▸ **SHORT TASK**:
The records underneath are to be repeated exactly, with the pictures left out.

▸ **Items from a dataset**:
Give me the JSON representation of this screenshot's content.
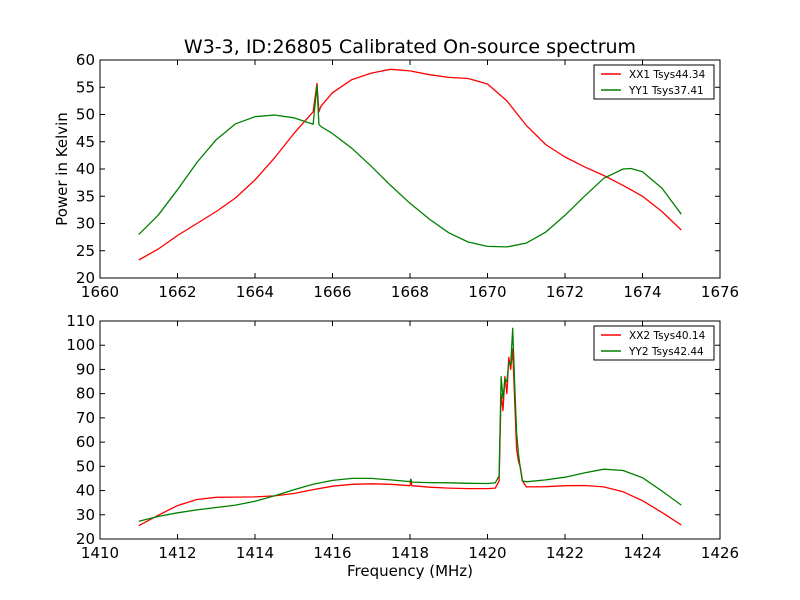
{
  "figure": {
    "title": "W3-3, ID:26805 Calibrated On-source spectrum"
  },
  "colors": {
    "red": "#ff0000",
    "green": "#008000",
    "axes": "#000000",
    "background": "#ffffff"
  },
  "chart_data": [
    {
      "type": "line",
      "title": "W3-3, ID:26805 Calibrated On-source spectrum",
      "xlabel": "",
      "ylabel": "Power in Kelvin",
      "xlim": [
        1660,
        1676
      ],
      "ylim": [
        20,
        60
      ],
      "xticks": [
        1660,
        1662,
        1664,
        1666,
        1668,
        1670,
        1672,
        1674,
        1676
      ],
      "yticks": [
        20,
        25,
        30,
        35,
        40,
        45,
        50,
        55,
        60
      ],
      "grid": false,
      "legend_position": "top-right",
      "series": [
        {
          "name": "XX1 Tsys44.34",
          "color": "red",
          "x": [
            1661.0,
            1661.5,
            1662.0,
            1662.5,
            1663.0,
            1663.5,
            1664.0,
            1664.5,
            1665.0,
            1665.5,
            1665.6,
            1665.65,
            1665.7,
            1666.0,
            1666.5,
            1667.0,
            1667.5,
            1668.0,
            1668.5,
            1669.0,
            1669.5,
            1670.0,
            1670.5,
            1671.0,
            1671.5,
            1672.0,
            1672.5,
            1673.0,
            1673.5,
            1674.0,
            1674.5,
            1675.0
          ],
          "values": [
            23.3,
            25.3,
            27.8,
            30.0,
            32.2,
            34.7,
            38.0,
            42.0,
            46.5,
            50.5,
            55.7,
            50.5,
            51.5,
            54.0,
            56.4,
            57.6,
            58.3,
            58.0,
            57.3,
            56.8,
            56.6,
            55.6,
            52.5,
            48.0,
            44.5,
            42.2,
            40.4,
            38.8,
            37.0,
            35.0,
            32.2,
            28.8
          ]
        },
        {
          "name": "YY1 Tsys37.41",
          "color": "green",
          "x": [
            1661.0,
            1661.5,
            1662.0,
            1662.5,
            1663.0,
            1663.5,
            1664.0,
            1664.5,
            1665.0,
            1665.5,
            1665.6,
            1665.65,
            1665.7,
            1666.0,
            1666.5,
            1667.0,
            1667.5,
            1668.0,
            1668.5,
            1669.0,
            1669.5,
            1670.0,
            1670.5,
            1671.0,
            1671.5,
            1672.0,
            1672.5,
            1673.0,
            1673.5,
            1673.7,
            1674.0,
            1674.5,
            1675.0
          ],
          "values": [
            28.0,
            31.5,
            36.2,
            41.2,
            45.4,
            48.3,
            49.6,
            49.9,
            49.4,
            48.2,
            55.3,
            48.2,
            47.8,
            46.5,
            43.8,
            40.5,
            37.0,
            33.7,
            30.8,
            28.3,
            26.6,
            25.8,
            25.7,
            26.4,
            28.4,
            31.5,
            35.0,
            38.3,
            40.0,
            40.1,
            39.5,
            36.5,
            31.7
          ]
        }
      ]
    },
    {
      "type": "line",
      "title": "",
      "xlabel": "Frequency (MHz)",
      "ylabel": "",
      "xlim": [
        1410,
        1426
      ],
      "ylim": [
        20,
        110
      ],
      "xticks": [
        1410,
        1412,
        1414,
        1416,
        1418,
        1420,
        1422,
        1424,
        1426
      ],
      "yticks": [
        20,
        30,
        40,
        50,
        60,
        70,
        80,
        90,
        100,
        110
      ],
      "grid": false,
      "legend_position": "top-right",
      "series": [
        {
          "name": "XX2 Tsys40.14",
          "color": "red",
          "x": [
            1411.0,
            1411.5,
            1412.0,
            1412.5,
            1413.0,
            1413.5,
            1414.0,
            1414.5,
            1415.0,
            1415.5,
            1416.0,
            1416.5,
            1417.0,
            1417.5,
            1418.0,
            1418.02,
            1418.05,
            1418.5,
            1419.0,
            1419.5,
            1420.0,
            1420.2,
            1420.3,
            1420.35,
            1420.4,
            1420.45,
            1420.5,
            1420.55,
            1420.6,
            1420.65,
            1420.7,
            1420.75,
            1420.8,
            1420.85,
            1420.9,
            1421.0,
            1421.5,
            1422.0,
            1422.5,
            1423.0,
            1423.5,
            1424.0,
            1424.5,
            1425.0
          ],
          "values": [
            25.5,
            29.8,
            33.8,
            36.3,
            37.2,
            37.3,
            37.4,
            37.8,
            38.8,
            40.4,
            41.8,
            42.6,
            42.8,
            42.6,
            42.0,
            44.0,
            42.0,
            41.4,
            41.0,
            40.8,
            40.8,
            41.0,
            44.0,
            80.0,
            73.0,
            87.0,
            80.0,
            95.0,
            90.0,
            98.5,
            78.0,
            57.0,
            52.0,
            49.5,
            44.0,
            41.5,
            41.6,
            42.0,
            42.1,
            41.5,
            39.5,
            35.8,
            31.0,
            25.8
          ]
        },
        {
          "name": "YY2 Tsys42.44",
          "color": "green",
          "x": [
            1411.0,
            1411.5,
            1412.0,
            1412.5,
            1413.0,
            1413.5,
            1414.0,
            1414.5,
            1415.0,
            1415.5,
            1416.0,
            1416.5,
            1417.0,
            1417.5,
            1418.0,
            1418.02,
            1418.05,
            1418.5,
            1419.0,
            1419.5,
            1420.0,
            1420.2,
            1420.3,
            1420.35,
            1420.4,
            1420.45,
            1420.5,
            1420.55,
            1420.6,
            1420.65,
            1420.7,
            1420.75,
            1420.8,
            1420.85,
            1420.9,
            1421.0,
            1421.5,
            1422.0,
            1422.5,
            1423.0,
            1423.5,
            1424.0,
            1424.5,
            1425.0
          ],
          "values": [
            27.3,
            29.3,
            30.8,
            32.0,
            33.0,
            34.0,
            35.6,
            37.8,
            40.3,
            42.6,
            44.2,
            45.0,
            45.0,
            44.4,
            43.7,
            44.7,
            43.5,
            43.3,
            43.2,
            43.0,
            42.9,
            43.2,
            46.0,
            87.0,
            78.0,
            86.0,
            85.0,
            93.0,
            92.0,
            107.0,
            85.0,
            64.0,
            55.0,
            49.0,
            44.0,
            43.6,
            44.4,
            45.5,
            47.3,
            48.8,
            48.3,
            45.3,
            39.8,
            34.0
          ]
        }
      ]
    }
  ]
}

▸ **RESPONSE**:
Give me the JSON representation of this screenshot's content.
{
  "figure": {
    "title": "W3-3, ID:26805 Calibrated On-source spectrum"
  },
  "colors": {
    "red": "#ff0000",
    "green": "#008000",
    "axes": "#000000",
    "background": "#ffffff"
  },
  "chart_data": [
    {
      "type": "line",
      "title": "W3-3, ID:26805 Calibrated On-source spectrum",
      "xlabel": "",
      "ylabel": "Power in Kelvin",
      "xlim": [
        1660,
        1676
      ],
      "ylim": [
        20,
        60
      ],
      "xticks": [
        1660,
        1662,
        1664,
        1666,
        1668,
        1670,
        1672,
        1674,
        1676
      ],
      "yticks": [
        20,
        25,
        30,
        35,
        40,
        45,
        50,
        55,
        60
      ],
      "grid": false,
      "legend_position": "top-right",
      "series": [
        {
          "name": "XX1 Tsys44.34",
          "color": "red",
          "x": [
            1661.0,
            1661.5,
            1662.0,
            1662.5,
            1663.0,
            1663.5,
            1664.0,
            1664.5,
            1665.0,
            1665.5,
            1665.6,
            1665.65,
            1665.7,
            1666.0,
            1666.5,
            1667.0,
            1667.5,
            1668.0,
            1668.5,
            1669.0,
            1669.5,
            1670.0,
            1670.5,
            1671.0,
            1671.5,
            1672.0,
            1672.5,
            1673.0,
            1673.5,
            1674.0,
            1674.5,
            1675.0
          ],
          "values": [
            23.3,
            25.3,
            27.8,
            30.0,
            32.2,
            34.7,
            38.0,
            42.0,
            46.5,
            50.5,
            55.7,
            50.5,
            51.5,
            54.0,
            56.4,
            57.6,
            58.3,
            58.0,
            57.3,
            56.8,
            56.6,
            55.6,
            52.5,
            48.0,
            44.5,
            42.2,
            40.4,
            38.8,
            37.0,
            35.0,
            32.2,
            28.8
          ]
        },
        {
          "name": "YY1 Tsys37.41",
          "color": "green",
          "x": [
            1661.0,
            1661.5,
            1662.0,
            1662.5,
            1663.0,
            1663.5,
            1664.0,
            1664.5,
            1665.0,
            1665.5,
            1665.6,
            1665.65,
            1665.7,
            1666.0,
            1666.5,
            1667.0,
            1667.5,
            1668.0,
            1668.5,
            1669.0,
            1669.5,
            1670.0,
            1670.5,
            1671.0,
            1671.5,
            1672.0,
            1672.5,
            1673.0,
            1673.5,
            1673.7,
            1674.0,
            1674.5,
            1675.0
          ],
          "values": [
            28.0,
            31.5,
            36.2,
            41.2,
            45.4,
            48.3,
            49.6,
            49.9,
            49.4,
            48.2,
            55.3,
            48.2,
            47.8,
            46.5,
            43.8,
            40.5,
            37.0,
            33.7,
            30.8,
            28.3,
            26.6,
            25.8,
            25.7,
            26.4,
            28.4,
            31.5,
            35.0,
            38.3,
            40.0,
            40.1,
            39.5,
            36.5,
            31.7
          ]
        }
      ]
    },
    {
      "type": "line",
      "title": "",
      "xlabel": "Frequency (MHz)",
      "ylabel": "",
      "xlim": [
        1410,
        1426
      ],
      "ylim": [
        20,
        110
      ],
      "xticks": [
        1410,
        1412,
        1414,
        1416,
        1418,
        1420,
        1422,
        1424,
        1426
      ],
      "yticks": [
        20,
        30,
        40,
        50,
        60,
        70,
        80,
        90,
        100,
        110
      ],
      "grid": false,
      "legend_position": "top-right",
      "series": [
        {
          "name": "XX2 Tsys40.14",
          "color": "red",
          "x": [
            1411.0,
            1411.5,
            1412.0,
            1412.5,
            1413.0,
            1413.5,
            1414.0,
            1414.5,
            1415.0,
            1415.5,
            1416.0,
            1416.5,
            1417.0,
            1417.5,
            1418.0,
            1418.02,
            1418.05,
            1418.5,
            1419.0,
            1419.5,
            1420.0,
            1420.2,
            1420.3,
            1420.35,
            1420.4,
            1420.45,
            1420.5,
            1420.55,
            1420.6,
            1420.65,
            1420.7,
            1420.75,
            1420.8,
            1420.85,
            1420.9,
            1421.0,
            1421.5,
            1422.0,
            1422.5,
            1423.0,
            1423.5,
            1424.0,
            1424.5,
            1425.0
          ],
          "values": [
            25.5,
            29.8,
            33.8,
            36.3,
            37.2,
            37.3,
            37.4,
            37.8,
            38.8,
            40.4,
            41.8,
            42.6,
            42.8,
            42.6,
            42.0,
            44.0,
            42.0,
            41.4,
            41.0,
            40.8,
            40.8,
            41.0,
            44.0,
            80.0,
            73.0,
            87.0,
            80.0,
            95.0,
            90.0,
            98.5,
            78.0,
            57.0,
            52.0,
            49.5,
            44.0,
            41.5,
            41.6,
            42.0,
            42.1,
            41.5,
            39.5,
            35.8,
            31.0,
            25.8
          ]
        },
        {
          "name": "YY2 Tsys42.44",
          "color": "green",
          "x": [
            1411.0,
            1411.5,
            1412.0,
            1412.5,
            1413.0,
            1413.5,
            1414.0,
            1414.5,
            1415.0,
            1415.5,
            1416.0,
            1416.5,
            1417.0,
            1417.5,
            1418.0,
            1418.02,
            1418.05,
            1418.5,
            1419.0,
            1419.5,
            1420.0,
            1420.2,
            1420.3,
            1420.35,
            1420.4,
            1420.45,
            1420.5,
            1420.55,
            1420.6,
            1420.65,
            1420.7,
            1420.75,
            1420.8,
            1420.85,
            1420.9,
            1421.0,
            1421.5,
            1422.0,
            1422.5,
            1423.0,
            1423.5,
            1424.0,
            1424.5,
            1425.0
          ],
          "values": [
            27.3,
            29.3,
            30.8,
            32.0,
            33.0,
            34.0,
            35.6,
            37.8,
            40.3,
            42.6,
            44.2,
            45.0,
            45.0,
            44.4,
            43.7,
            44.7,
            43.5,
            43.3,
            43.2,
            43.0,
            42.9,
            43.2,
            46.0,
            87.0,
            78.0,
            86.0,
            85.0,
            93.0,
            92.0,
            107.0,
            85.0,
            64.0,
            55.0,
            49.0,
            44.0,
            43.6,
            44.4,
            45.5,
            47.3,
            48.8,
            48.3,
            45.3,
            39.8,
            34.0
          ]
        }
      ]
    }
  ]
}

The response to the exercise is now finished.